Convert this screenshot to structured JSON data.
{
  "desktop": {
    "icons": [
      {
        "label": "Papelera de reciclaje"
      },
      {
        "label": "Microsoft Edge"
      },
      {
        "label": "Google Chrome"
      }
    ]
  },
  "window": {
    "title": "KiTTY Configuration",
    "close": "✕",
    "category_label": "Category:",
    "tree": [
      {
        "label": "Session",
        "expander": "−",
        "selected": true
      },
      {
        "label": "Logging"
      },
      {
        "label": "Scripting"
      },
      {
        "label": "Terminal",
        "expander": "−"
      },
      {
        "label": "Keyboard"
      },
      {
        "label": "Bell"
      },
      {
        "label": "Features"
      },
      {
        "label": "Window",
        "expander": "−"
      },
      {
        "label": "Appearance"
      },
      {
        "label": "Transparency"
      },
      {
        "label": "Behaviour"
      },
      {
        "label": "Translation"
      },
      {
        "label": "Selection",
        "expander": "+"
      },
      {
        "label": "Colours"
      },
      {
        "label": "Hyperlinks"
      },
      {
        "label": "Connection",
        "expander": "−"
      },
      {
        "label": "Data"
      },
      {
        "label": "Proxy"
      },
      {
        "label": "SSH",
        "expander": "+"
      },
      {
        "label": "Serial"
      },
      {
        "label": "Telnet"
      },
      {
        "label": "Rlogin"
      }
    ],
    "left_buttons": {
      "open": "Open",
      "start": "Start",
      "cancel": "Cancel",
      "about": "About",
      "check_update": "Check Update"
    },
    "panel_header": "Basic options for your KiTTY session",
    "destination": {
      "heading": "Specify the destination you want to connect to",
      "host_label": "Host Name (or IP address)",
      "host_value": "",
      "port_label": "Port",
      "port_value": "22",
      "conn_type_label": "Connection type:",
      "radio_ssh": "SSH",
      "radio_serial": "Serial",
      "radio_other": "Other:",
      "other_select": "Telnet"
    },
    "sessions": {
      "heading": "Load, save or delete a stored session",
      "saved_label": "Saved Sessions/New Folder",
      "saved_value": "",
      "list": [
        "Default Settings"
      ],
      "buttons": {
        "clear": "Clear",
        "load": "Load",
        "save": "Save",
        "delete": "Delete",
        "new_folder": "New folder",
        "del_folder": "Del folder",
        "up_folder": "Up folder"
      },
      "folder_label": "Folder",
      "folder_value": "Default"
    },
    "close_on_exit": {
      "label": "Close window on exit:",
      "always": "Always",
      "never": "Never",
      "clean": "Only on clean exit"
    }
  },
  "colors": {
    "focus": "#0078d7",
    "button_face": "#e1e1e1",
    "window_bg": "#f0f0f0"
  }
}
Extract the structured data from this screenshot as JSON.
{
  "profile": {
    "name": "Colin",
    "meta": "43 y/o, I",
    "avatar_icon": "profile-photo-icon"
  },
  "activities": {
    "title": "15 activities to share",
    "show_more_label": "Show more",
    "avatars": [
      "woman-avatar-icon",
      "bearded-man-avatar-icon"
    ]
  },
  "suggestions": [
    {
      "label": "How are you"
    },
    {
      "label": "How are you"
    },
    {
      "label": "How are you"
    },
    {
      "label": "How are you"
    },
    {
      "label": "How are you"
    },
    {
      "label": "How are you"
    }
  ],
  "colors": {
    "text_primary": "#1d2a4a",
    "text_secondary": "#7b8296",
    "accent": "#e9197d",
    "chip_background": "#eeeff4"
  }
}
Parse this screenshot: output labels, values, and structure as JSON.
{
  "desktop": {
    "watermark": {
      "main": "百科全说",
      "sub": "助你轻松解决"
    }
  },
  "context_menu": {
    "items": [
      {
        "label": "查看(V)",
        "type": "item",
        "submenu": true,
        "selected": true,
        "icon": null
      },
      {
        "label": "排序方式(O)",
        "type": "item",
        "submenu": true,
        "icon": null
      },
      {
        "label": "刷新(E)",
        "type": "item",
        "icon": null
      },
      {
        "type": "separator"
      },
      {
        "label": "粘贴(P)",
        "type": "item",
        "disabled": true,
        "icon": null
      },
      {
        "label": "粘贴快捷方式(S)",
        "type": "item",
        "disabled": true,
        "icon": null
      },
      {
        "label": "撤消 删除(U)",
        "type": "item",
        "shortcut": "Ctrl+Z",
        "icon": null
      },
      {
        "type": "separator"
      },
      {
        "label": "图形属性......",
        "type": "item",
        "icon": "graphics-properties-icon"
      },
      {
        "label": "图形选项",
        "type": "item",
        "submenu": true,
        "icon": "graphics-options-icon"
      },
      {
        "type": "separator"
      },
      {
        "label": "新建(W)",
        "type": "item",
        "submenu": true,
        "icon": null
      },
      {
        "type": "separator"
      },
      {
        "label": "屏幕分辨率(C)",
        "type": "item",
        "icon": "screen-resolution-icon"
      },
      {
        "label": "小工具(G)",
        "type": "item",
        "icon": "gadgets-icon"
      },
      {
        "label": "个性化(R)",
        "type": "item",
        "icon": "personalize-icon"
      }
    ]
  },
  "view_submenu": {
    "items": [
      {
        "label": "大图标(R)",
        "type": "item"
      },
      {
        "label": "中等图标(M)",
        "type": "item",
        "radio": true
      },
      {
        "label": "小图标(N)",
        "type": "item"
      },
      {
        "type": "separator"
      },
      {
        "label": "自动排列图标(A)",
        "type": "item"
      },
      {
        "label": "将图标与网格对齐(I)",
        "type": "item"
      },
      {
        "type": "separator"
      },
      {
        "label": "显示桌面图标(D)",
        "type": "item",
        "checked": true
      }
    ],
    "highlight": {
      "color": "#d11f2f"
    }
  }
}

━━━━━━

§ INSTRUCTION:
In full and verbatim, repeat the records given above.

§ CORRECT RESPONSE:
Convert this screenshot to structured JSON data.
{
  "desktop": {
    "icons": [
      {
        "label": "Papelera de reciclaje"
      },
      {
        "label": "Microsoft Edge"
      },
      {
        "label": "Google Chrome"
      }
    ]
  },
  "window": {
    "title": "KiTTY Configuration",
    "close": "✕",
    "category_label": "Category:",
    "tree": [
      {
        "label": "Session",
        "expander": "−",
        "selected": true
      },
      {
        "label": "Logging"
      },
      {
        "label": "Scripting"
      },
      {
        "label": "Terminal",
        "expander": "−"
      },
      {
        "label": "Keyboard"
      },
      {
        "label": "Bell"
      },
      {
        "label": "Features"
      },
      {
        "label": "Window",
        "expander": "−"
      },
      {
        "label": "Appearance"
      },
      {
        "label": "Transparency"
      },
      {
        "label": "Behaviour"
      },
      {
        "label": "Translation"
      },
      {
        "label": "Selection",
        "expander": "+"
      },
      {
        "label": "Colours"
      },
      {
        "label": "Hyperlinks"
      },
      {
        "label": "Connection",
        "expander": "−"
      },
      {
        "label": "Data"
      },
      {
        "label": "Proxy"
      },
      {
        "label": "SSH",
        "expander": "+"
      },
      {
        "label": "Serial"
      },
      {
        "label": "Telnet"
      },
      {
        "label": "Rlogin"
      }
    ],
    "left_buttons": {
      "open": "Open",
      "start": "Start",
      "cancel": "Cancel",
      "about": "About",
      "check_update": "Check Update"
    },
    "panel_header": "Basic options for your KiTTY session",
    "destination": {
      "heading": "Specify the destination you want to connect to",
      "host_label": "Host Name (or IP address)",
      "host_value": "",
      "port_label": "Port",
      "port_value": "22",
      "conn_type_label": "Connection type:",
      "radio_ssh": "SSH",
      "radio_serial": "Serial",
      "radio_other": "Other:",
      "other_select": "Telnet"
    },
    "sessions": {
      "heading": "Load, save or delete a stored session",
      "saved_label": "Saved Sessions/New Folder",
      "saved_value": "",
      "list": [
        "Default Settings"
      ],
      "buttons": {
        "clear": "Clear",
        "load": "Load",
        "save": "Save",
        "delete": "Delete",
        "new_folder": "New folder",
        "del_folder": "Del folder",
        "up_folder": "Up folder"
      },
      "folder_label": "Folder",
      "folder_value": "Default"
    },
    "close_on_exit": {
      "label": "Close window on exit:",
      "always": "Always",
      "never": "Never",
      "clean": "Only on clean exit"
    }
  },
  "colors": {
    "focus": "#0078d7",
    "button_face": "#e1e1e1",
    "window_bg": "#f0f0f0"
  }
}
Extract the structured data from this screenshot as JSON.
{
  "profile": {
    "name": "Colin",
    "meta": "43 y/o, I",
    "avatar_icon": "profile-photo-icon"
  },
  "activities": {
    "title": "15 activities to share",
    "show_more_label": "Show more",
    "avatars": [
      "woman-avatar-icon",
      "bearded-man-avatar-icon"
    ]
  },
  "suggestions": [
    {
      "label": "How are you"
    },
    {
      "label": "How are you"
    },
    {
      "label": "How are you"
    },
    {
      "label": "How are you"
    },
    {
      "label": "How are you"
    },
    {
      "label": "How are you"
    }
  ],
  "colors": {
    "text_primary": "#1d2a4a",
    "text_secondary": "#7b8296",
    "accent": "#e9197d",
    "chip_background": "#eeeff4"
  }
}
Parse this screenshot: output labels, values, and structure as JSON.
{
  "desktop": {
    "watermark": {
      "main": "百科全说",
      "sub": "助你轻松解决"
    }
  },
  "context_menu": {
    "items": [
      {
        "label": "查看(V)",
        "type": "item",
        "submenu": true,
        "selected": true,
        "icon": null
      },
      {
        "label": "排序方式(O)",
        "type": "item",
        "submenu": true,
        "icon": null
      },
      {
        "label": "刷新(E)",
        "type": "item",
        "icon": null
      },
      {
        "type": "separator"
      },
      {
        "label": "粘贴(P)",
        "type": "item",
        "disabled": true,
        "icon": null
      },
      {
        "label": "粘贴快捷方式(S)",
        "type": "item",
        "disabled": true,
        "icon": null
      },
      {
        "label": "撤消 删除(U)",
        "type": "item",
        "shortcut": "Ctrl+Z",
        "icon": null
      },
      {
        "type": "separator"
      },
      {
        "label": "图形属性......",
        "type": "item",
        "icon": "graphics-properties-icon"
      },
      {
        "label": "图形选项",
        "type": "item",
        "submenu": true,
        "icon": "graphics-options-icon"
      },
      {
        "type": "separator"
      },
      {
        "label": "新建(W)",
        "type": "item",
        "submenu": true,
        "icon": null
      },
      {
        "type": "separator"
      },
      {
        "label": "屏幕分辨率(C)",
        "type": "item",
        "icon": "screen-resolution-icon"
      },
      {
        "label": "小工具(G)",
        "type": "item",
        "icon": "gadgets-icon"
      },
      {
        "label": "个性化(R)",
        "type": "item",
        "icon": "personalize-icon"
      }
    ]
  },
  "view_submenu": {
    "items": [
      {
        "label": "大图标(R)",
        "type": "item"
      },
      {
        "label": "中等图标(M)",
        "type": "item",
        "radio": true
      },
      {
        "label": "小图标(N)",
        "type": "item"
      },
      {
        "type": "separator"
      },
      {
        "label": "自动排列图标(A)",
        "type": "item"
      },
      {
        "label": "将图标与网格对齐(I)",
        "type": "item"
      },
      {
        "type": "separator"
      },
      {
        "label": "显示桌面图标(D)",
        "type": "item",
        "checked": true
      }
    ],
    "highlight": {
      "color": "#d11f2f"
    }
  }
}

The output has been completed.